— BEGIN Information shown —

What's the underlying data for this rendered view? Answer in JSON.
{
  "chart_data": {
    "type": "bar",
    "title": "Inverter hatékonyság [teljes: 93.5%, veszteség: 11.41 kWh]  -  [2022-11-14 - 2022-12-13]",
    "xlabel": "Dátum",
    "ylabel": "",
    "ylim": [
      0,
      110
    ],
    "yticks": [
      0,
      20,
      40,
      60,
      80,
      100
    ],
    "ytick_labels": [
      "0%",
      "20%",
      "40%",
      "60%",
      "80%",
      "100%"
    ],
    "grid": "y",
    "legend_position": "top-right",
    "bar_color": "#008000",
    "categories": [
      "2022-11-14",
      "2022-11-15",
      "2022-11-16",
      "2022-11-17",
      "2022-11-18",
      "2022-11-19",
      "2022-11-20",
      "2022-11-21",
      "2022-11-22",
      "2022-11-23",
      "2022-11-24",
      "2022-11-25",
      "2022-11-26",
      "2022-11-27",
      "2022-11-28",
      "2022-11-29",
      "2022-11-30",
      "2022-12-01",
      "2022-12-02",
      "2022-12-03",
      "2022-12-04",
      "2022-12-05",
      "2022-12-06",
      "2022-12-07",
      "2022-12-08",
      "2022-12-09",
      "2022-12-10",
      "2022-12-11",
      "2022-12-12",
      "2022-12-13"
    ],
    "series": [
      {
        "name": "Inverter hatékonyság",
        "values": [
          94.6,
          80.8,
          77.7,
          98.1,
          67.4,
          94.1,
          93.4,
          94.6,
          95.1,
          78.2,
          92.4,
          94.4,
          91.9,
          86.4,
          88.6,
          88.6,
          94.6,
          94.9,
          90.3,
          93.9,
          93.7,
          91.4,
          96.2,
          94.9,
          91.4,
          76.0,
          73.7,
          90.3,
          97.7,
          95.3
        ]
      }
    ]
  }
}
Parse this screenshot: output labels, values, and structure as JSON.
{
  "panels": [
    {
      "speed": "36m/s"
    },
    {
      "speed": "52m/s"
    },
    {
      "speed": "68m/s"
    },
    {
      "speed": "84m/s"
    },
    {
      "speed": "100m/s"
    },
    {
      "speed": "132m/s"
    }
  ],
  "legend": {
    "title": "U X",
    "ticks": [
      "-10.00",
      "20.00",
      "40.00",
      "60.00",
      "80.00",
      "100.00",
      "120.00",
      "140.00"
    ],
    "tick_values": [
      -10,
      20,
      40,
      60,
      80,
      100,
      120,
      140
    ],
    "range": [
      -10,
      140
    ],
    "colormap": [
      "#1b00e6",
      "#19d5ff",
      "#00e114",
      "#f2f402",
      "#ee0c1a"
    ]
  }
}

— END Information shown —

◆ **The problem**: Look over the material above and show each line where "Inverter" appears.

◆ **Written solution**:
    "title": "Inverter hatékonyság [teljes: 93.5%, veszteség: 11.41 kWh]  -  [2022-11-14 - 2022-12-13]",
        "name": "Inverter hatékonyság",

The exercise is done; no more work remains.